Pull every "installierten" line out of the data below.
BEGIN MATERIAL SHOWN
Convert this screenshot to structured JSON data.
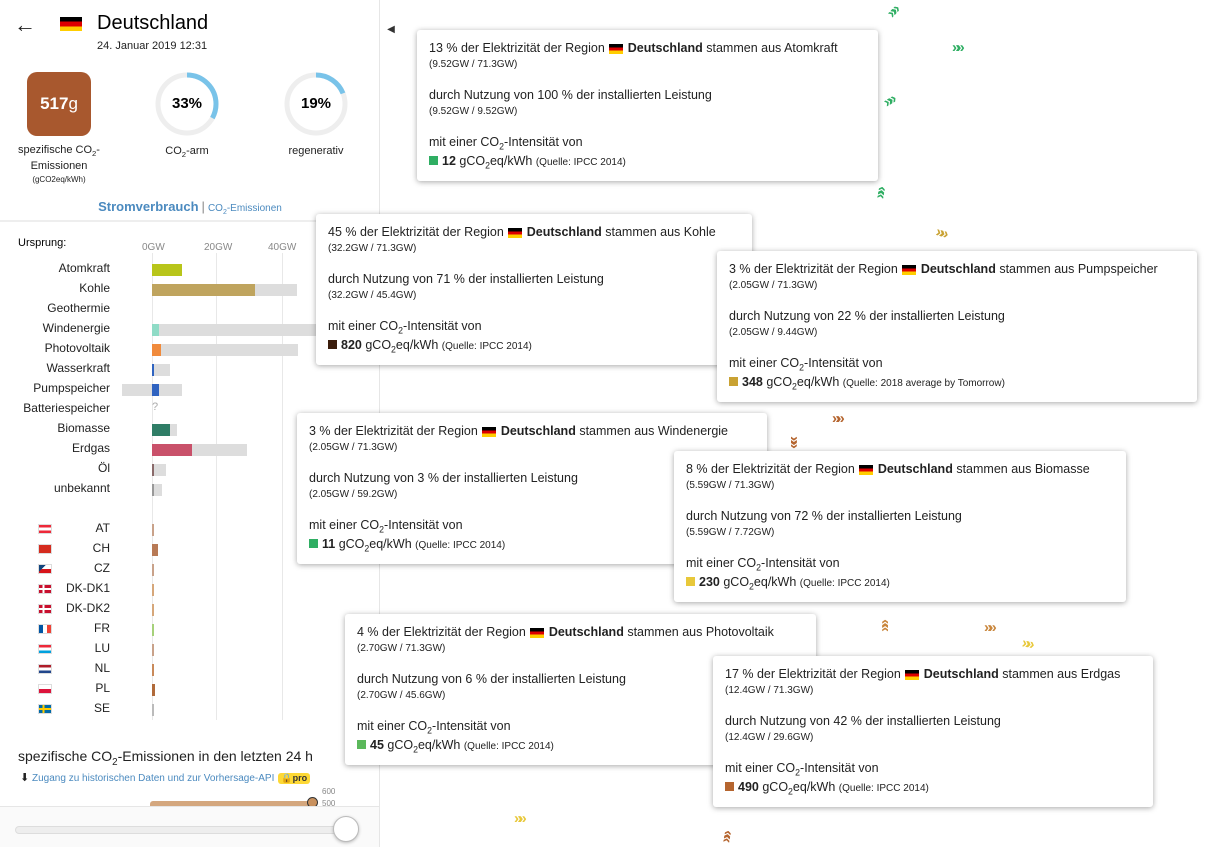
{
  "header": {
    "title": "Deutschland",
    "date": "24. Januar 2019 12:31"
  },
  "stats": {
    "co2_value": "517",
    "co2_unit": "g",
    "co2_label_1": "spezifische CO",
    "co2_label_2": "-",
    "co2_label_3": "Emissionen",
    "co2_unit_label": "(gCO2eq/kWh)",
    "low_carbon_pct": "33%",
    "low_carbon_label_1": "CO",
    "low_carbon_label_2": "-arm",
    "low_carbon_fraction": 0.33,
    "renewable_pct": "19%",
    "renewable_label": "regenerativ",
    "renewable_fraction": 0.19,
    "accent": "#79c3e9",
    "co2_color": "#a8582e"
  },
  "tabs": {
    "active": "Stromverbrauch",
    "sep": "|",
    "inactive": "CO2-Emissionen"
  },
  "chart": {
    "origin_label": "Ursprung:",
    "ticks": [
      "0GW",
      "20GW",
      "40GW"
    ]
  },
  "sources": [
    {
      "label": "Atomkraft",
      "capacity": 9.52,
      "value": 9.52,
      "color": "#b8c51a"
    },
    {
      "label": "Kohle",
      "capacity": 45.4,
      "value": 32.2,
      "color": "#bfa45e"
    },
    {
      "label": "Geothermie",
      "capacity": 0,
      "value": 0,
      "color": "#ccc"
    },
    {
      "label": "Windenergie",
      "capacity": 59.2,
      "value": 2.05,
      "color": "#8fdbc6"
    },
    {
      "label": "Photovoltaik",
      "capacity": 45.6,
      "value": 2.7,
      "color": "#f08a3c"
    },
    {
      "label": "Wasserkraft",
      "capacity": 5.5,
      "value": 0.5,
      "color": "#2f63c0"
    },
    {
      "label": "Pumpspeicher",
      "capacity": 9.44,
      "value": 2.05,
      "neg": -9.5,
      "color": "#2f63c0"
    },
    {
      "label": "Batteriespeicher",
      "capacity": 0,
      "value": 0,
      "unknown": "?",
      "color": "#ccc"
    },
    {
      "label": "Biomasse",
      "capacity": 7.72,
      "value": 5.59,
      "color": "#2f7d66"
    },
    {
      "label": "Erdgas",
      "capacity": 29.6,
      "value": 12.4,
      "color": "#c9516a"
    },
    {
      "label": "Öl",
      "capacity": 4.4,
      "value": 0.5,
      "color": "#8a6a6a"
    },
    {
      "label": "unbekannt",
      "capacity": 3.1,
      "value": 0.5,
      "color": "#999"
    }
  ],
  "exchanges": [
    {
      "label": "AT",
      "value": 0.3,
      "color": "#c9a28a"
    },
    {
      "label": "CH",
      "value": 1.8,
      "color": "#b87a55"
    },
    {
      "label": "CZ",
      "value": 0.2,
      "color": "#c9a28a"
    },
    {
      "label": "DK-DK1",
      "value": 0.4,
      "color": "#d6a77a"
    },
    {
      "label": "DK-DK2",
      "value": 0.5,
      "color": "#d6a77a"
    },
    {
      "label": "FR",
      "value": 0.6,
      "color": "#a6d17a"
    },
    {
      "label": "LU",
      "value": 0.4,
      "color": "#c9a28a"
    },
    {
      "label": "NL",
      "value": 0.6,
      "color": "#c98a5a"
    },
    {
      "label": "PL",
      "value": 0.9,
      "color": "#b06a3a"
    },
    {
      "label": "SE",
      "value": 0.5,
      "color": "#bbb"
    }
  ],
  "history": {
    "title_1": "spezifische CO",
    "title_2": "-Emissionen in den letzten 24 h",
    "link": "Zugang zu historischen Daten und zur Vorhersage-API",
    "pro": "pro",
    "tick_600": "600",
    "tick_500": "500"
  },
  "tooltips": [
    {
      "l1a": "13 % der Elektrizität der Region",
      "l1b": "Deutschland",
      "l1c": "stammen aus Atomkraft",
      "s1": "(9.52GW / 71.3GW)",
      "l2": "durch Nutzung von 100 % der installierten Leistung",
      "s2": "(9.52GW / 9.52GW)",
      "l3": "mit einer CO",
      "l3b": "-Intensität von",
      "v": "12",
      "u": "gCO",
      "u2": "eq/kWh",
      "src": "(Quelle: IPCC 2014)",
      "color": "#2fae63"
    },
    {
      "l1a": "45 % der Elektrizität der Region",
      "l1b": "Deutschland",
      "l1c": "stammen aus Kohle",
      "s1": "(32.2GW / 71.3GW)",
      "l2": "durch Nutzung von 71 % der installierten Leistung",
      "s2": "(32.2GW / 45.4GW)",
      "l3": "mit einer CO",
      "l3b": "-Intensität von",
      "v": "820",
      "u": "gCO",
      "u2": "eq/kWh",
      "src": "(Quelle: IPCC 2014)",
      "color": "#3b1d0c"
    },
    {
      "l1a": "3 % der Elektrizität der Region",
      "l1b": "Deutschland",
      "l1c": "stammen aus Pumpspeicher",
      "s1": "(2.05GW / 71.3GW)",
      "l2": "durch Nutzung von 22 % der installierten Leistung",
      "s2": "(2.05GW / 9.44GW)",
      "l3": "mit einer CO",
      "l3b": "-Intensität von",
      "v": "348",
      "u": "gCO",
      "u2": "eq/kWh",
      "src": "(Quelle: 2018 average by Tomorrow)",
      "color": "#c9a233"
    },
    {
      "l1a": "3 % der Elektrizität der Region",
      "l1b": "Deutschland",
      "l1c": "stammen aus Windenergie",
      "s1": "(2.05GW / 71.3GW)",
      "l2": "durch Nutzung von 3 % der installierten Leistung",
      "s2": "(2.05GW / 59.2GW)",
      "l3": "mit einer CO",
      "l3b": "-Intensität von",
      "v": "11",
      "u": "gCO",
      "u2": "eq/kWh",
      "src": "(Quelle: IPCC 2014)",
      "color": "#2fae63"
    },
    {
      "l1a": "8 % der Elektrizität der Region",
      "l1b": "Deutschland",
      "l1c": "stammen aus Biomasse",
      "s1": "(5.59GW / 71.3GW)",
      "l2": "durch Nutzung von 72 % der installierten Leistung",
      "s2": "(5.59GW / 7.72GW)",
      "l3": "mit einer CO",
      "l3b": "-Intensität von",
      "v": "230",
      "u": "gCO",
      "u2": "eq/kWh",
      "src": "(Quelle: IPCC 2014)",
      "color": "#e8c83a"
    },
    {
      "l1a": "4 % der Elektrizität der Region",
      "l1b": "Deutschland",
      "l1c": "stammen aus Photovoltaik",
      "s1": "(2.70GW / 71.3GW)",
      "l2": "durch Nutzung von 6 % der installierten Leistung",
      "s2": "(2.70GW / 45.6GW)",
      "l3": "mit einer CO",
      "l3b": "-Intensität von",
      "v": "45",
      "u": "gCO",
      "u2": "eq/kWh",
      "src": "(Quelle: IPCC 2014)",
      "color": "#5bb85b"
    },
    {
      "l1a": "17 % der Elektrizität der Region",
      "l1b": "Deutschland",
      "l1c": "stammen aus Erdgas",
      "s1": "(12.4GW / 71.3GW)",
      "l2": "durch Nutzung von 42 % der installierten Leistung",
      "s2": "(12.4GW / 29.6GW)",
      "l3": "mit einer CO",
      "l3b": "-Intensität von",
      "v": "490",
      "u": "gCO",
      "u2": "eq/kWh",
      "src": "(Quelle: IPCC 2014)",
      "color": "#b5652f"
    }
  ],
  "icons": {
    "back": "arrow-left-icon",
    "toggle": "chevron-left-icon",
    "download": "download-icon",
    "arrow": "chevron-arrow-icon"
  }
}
END MATERIAL SHOWN
BEGIN MATERIAL SHOWN
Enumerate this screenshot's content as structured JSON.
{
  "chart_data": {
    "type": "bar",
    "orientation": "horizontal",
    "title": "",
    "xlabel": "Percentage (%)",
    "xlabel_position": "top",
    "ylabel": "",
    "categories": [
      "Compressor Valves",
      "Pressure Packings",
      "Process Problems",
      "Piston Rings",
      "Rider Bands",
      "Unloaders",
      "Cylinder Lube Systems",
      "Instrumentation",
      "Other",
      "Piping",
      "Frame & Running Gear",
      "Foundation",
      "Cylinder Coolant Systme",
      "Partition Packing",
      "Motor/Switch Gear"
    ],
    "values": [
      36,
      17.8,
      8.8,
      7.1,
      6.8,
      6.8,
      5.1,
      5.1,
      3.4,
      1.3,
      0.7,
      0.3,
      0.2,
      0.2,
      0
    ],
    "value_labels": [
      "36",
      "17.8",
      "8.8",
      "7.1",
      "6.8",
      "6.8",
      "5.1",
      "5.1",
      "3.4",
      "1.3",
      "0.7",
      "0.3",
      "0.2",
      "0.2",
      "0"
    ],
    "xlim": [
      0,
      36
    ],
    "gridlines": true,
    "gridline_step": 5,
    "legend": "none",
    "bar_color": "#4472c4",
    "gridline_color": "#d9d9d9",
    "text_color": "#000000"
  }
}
END MATERIAL SHOWN
BEGIN MATERIAL SHOWN
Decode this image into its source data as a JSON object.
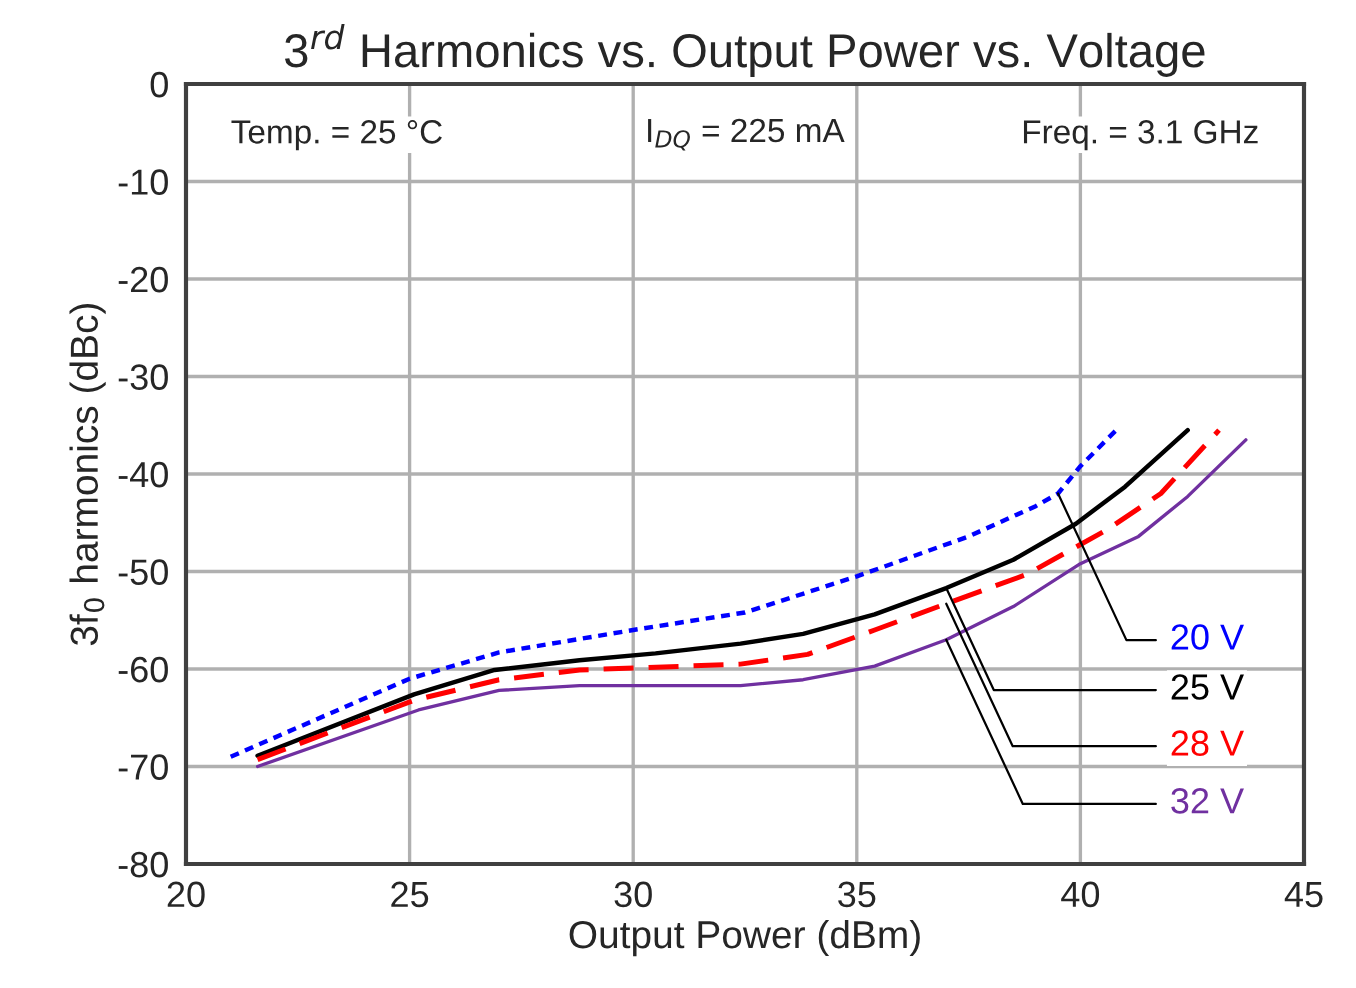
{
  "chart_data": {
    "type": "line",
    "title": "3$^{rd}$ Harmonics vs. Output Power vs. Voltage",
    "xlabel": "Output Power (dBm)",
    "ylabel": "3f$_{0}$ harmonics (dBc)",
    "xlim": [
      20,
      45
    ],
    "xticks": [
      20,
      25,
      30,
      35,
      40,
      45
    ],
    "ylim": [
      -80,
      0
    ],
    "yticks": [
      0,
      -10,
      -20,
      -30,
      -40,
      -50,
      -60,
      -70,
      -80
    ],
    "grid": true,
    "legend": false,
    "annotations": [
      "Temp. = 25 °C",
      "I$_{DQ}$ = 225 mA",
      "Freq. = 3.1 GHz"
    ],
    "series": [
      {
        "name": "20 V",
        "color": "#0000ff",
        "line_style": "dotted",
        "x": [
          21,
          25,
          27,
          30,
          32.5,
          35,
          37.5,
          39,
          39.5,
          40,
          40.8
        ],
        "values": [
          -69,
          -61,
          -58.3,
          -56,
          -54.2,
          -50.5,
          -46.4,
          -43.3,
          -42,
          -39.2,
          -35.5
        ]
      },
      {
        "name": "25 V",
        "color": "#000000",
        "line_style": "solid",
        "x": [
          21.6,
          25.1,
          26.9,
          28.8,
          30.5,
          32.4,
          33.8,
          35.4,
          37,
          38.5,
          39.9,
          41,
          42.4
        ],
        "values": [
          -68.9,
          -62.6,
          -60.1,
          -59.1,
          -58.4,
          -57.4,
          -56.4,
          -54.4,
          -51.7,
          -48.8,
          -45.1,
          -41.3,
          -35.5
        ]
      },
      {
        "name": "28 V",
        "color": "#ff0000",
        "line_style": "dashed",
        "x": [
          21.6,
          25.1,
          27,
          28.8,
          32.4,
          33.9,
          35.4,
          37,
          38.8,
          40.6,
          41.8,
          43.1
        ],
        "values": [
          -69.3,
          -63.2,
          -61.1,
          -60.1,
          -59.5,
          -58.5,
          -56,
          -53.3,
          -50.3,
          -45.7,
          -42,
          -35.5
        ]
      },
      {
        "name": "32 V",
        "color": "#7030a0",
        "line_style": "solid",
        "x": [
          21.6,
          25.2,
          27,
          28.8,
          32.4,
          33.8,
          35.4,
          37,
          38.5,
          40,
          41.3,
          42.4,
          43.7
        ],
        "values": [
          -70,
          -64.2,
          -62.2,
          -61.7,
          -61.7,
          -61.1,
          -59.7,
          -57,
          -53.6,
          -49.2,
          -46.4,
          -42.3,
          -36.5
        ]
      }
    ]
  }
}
END MATERIAL SHOWN
* **FINISHED TASK**:
      "l2": "durch Nutzung von 100 % der installierten Leistung",
      "l2": "durch Nutzung von 71 % der installierten Leistung",
      "l2": "durch Nutzung von 22 % der installierten Leistung",
      "l2": "durch Nutzung von 3 % der installierten Leistung",
      "l2": "durch Nutzung von 72 % der installierten Leistung",
      "l2": "durch Nutzung von 6 % der installierten Leistung",
      "l2": "durch Nutzung von 42 % der installierten Leistung",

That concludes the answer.